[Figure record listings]
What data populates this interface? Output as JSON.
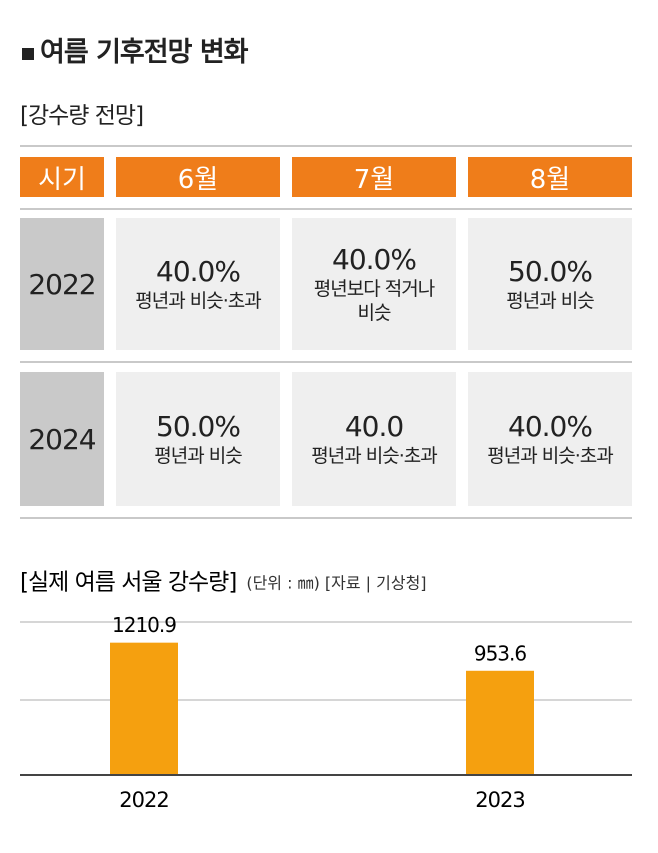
{
  "header": {
    "title": "여름 기후전망 변화"
  },
  "table": {
    "title": "[강수량 전망]",
    "columns": [
      "시기",
      "6월",
      "7월",
      "8월"
    ],
    "rows": [
      {
        "year": "2022",
        "cells": [
          {
            "value": "40.0%",
            "desc": "평년과 비슷·초과"
          },
          {
            "value": "40.0%",
            "desc": "평년보다 적거나 비슷"
          },
          {
            "value": "50.0%",
            "desc": "평년과 비슷"
          }
        ]
      },
      {
        "year": "2024",
        "cells": [
          {
            "value": "50.0%",
            "desc": "평년과 비슷"
          },
          {
            "value": "40.0",
            "desc": "평년과 비슷·초과"
          },
          {
            "value": "40.0%",
            "desc": "평년과 비슷·초과"
          }
        ]
      }
    ]
  },
  "chart_data": {
    "type": "bar",
    "title": "[실제 여름 서울 강수량]",
    "subtitle": "(단위 : ㎜) [자료 | 기상청]",
    "categories": [
      "2022",
      "2023"
    ],
    "values": [
      1210.9,
      953.6
    ],
    "color": "#f5a00f",
    "ylim": [
      0,
      1400
    ]
  }
}
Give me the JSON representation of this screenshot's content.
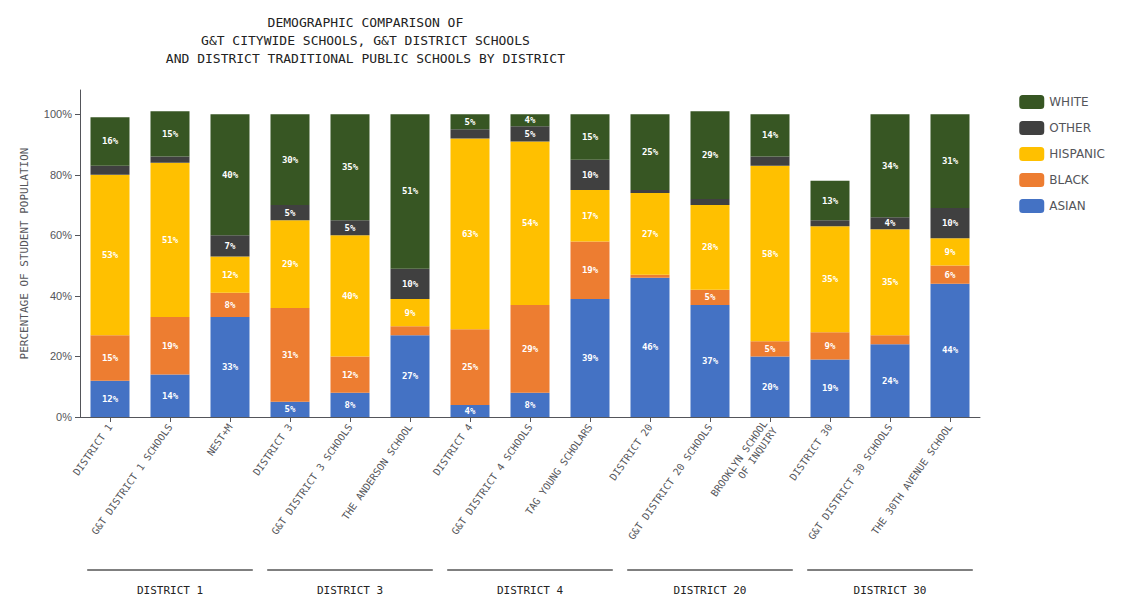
{
  "chart_data": {
    "type": "bar",
    "title": "DEMOGRAPHIC COMPARISON OF\nG&T CITYWIDE SCHOOLS, G&T DISTRICT SCHOOLS\nAND DISTRICT TRADITIONAL PUBLIC SCHOOLS BY DISTRICT",
    "ylabel": "PERCENTAGE OF STUDENT POPULATION",
    "categories": [
      "DISTRICT 1",
      "G&T DISTRICT 1 SCHOOLS",
      "NEST+M",
      "DISTRICT 3",
      "G&T DISTRICT 3 SCHOOLS",
      "THE ANDERSON SCHOOL",
      "DISTRICT 4",
      "G&T DISTRICT 4 SCHOOLS",
      "TAG YOUNG SCHOLARS",
      "DISTRICT 20",
      "G&T DISTRICT 20 SCHOOLS",
      "BROOKLYN SCHOOL\nOF INQUIRY",
      "DISTRICT 30",
      "G&T DISTRICT 30 SCHOOLS",
      "THE 30TH AVENUE SCHOOL"
    ],
    "series": [
      {
        "name": "ASIAN",
        "color": "#4472C4",
        "values": [
          12,
          14,
          33,
          5,
          8,
          27,
          4,
          8,
          39,
          46,
          37,
          20,
          19,
          24,
          44
        ],
        "value_labels": [
          "12%",
          "14%",
          "33%",
          "5%",
          "8%",
          "27%",
          "4%",
          "8%",
          "39%",
          "46%",
          "37%",
          "20%",
          "19%",
          "24%",
          "44%"
        ]
      },
      {
        "name": "BLACK",
        "color": "#ED7D31",
        "values": [
          15,
          19,
          8,
          31,
          12,
          3,
          25,
          29,
          19,
          1,
          5,
          5,
          9,
          3,
          6
        ],
        "value_labels": [
          "15%",
          "19%",
          "8%",
          "31%",
          "12%",
          null,
          "25%",
          "29%",
          "19%",
          null,
          "5%",
          "5%",
          "9%",
          null,
          "6%"
        ]
      },
      {
        "name": "HISPANIC",
        "color": "#FFC000",
        "values": [
          53,
          51,
          12,
          29,
          40,
          9,
          63,
          54,
          17,
          27,
          28,
          58,
          35,
          35,
          9
        ],
        "value_labels": [
          "53%",
          "51%",
          "12%",
          "29%",
          "40%",
          "9%",
          "63%",
          "54%",
          "17%",
          "27%",
          "28%",
          "58%",
          "35%",
          "35%",
          "9%"
        ]
      },
      {
        "name": "OTHER",
        "color": "#404040",
        "values": [
          3,
          2,
          7,
          5,
          5,
          10,
          3,
          5,
          10,
          1,
          2,
          3,
          2,
          4,
          10
        ],
        "value_labels": [
          null,
          null,
          "7%",
          "5%",
          "5%",
          "10%",
          null,
          "5%",
          "10%",
          null,
          null,
          null,
          null,
          "4%",
          "10%"
        ]
      },
      {
        "name": "WHITE",
        "color": "#375623",
        "values": [
          16,
          15,
          40,
          30,
          35,
          51,
          5,
          4,
          15,
          25,
          29,
          14,
          13,
          34,
          31
        ],
        "value_labels": [
          "16%",
          "15%",
          "40%",
          "30%",
          "35%",
          "51%",
          "5%",
          "4%",
          "15%",
          "25%",
          "29%",
          "14%",
          "13%",
          "34%",
          "31%"
        ]
      }
    ],
    "stacked": true,
    "data_labels": true,
    "ylim": [
      0,
      108
    ],
    "yticks": [
      {
        "value": 0,
        "label": "0%"
      },
      {
        "value": 20,
        "label": "20%"
      },
      {
        "value": 40,
        "label": "40%"
      },
      {
        "value": 60,
        "label": "60%"
      },
      {
        "value": 80,
        "label": "80%"
      },
      {
        "value": 100,
        "label": "100%"
      }
    ],
    "grid": false,
    "legend": "upper right",
    "annotations": [
      {
        "text": "DISTRICT 1",
        "from": "DISTRICT 1",
        "to": "NEST+M"
      },
      {
        "text": "DISTRICT 3",
        "from": "DISTRICT 3",
        "to": "THE ANDERSON SCHOOL"
      },
      {
        "text": "DISTRICT 4",
        "from": "DISTRICT 4",
        "to": "TAG YOUNG SCHOLARS"
      },
      {
        "text": "DISTRICT 20",
        "from": "DISTRICT 20",
        "to": "BROOKLYN SCHOOL\nOF INQUIRY"
      },
      {
        "text": "DISTRICT 30",
        "from": "DISTRICT 30",
        "to": "THE 30TH AVENUE SCHOOL"
      }
    ]
  }
}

## [Do this]
Identify the lines that contain the string "SCHOOLS", and copy every one of them.

## [Exercise output]
    "title": "DEMOGRAPHIC COMPARISON OF\nG&T CITYWIDE SCHOOLS, G&T DISTRICT SCHOOLS\nAND DISTRICT TRADITIONAL PUBLIC SCHOOLS BY DISTRICT",
      "G&T DISTRICT 1 SCHOOLS",
      "G&T DISTRICT 3 SCHOOLS",
      "G&T DISTRICT 4 SCHOOLS",
      "G&T DISTRICT 20 SCHOOLS",
      "G&T DISTRICT 30 SCHOOLS",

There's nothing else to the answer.